▶ **Stated task**:
Collect all the lines that mention the word "Month".

---- Task material

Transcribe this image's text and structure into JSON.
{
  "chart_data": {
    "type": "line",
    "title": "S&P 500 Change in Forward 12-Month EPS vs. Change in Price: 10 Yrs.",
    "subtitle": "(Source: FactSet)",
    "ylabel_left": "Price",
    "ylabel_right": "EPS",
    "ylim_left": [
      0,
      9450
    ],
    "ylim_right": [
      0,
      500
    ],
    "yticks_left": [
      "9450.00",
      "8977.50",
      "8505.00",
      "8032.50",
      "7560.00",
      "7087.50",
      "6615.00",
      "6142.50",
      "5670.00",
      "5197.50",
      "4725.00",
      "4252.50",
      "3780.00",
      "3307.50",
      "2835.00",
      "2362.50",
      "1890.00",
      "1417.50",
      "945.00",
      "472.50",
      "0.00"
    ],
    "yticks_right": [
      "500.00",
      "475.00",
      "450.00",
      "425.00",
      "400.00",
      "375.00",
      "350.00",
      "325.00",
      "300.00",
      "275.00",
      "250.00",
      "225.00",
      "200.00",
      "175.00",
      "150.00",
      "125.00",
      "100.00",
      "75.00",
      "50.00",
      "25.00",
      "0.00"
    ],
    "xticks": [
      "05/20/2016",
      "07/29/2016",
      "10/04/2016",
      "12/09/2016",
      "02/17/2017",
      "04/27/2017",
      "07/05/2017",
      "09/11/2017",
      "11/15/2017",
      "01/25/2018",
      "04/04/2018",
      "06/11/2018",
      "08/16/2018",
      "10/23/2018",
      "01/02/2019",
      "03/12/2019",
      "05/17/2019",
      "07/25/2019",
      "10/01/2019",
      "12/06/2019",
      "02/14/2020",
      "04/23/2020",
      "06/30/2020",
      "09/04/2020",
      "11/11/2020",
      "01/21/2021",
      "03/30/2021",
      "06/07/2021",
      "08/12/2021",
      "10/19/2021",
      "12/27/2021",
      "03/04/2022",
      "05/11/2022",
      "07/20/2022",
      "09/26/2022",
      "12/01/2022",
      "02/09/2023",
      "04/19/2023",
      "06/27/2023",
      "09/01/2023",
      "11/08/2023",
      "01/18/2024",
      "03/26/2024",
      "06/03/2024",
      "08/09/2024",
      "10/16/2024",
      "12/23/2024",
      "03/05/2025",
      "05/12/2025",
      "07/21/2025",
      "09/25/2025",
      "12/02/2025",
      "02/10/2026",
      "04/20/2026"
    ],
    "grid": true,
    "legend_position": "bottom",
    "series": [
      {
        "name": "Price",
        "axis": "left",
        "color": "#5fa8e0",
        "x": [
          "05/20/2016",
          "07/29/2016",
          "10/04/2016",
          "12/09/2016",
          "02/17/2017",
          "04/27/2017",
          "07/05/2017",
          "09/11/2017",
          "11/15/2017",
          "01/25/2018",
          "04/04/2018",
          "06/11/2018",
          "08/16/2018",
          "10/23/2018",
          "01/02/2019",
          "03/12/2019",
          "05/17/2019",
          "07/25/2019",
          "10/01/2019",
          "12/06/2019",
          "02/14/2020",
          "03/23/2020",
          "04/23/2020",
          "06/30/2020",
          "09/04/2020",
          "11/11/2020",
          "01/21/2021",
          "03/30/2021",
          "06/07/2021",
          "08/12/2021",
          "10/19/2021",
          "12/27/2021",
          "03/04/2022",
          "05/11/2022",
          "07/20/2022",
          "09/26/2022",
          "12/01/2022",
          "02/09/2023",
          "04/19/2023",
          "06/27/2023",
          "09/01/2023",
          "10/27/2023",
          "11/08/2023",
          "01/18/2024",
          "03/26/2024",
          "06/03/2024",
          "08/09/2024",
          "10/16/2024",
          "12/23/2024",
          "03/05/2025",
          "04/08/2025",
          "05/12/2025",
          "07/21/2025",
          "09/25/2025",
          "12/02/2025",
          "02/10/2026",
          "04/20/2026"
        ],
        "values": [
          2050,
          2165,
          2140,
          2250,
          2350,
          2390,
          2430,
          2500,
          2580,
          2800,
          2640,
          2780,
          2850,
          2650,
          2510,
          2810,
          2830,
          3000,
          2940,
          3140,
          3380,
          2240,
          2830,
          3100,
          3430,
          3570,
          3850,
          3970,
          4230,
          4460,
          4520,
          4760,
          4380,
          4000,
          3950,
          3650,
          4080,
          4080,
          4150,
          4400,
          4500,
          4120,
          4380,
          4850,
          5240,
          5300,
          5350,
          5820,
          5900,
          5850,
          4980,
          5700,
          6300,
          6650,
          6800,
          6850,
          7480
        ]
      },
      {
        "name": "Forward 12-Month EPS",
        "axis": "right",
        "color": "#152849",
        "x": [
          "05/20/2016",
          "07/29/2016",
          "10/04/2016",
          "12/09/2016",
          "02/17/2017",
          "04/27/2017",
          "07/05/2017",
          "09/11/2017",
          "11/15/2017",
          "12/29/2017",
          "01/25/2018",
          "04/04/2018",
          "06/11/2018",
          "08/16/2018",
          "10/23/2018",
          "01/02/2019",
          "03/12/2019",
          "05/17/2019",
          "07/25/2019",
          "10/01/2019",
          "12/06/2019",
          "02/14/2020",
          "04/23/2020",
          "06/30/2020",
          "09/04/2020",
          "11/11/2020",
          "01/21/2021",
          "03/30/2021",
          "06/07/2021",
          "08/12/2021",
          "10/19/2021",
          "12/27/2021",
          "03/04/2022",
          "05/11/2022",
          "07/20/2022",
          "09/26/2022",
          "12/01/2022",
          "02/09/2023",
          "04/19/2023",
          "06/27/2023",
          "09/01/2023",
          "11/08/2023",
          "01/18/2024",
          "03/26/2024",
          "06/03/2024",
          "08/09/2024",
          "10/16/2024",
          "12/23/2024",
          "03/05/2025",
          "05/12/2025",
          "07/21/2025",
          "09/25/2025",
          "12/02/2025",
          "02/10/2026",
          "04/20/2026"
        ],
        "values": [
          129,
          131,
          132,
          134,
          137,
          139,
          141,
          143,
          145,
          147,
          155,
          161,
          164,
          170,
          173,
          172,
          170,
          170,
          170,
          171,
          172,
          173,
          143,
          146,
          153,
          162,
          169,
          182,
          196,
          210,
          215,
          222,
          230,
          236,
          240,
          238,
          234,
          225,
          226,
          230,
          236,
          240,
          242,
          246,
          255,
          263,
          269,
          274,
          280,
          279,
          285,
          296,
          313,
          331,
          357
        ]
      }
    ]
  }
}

--------

▶ **Output of the task**:
    "title": "S&P 500 Change in Forward 12-Month EPS vs. Change in Price: 10 Yrs.",
        "name": "Forward 12-Month EPS",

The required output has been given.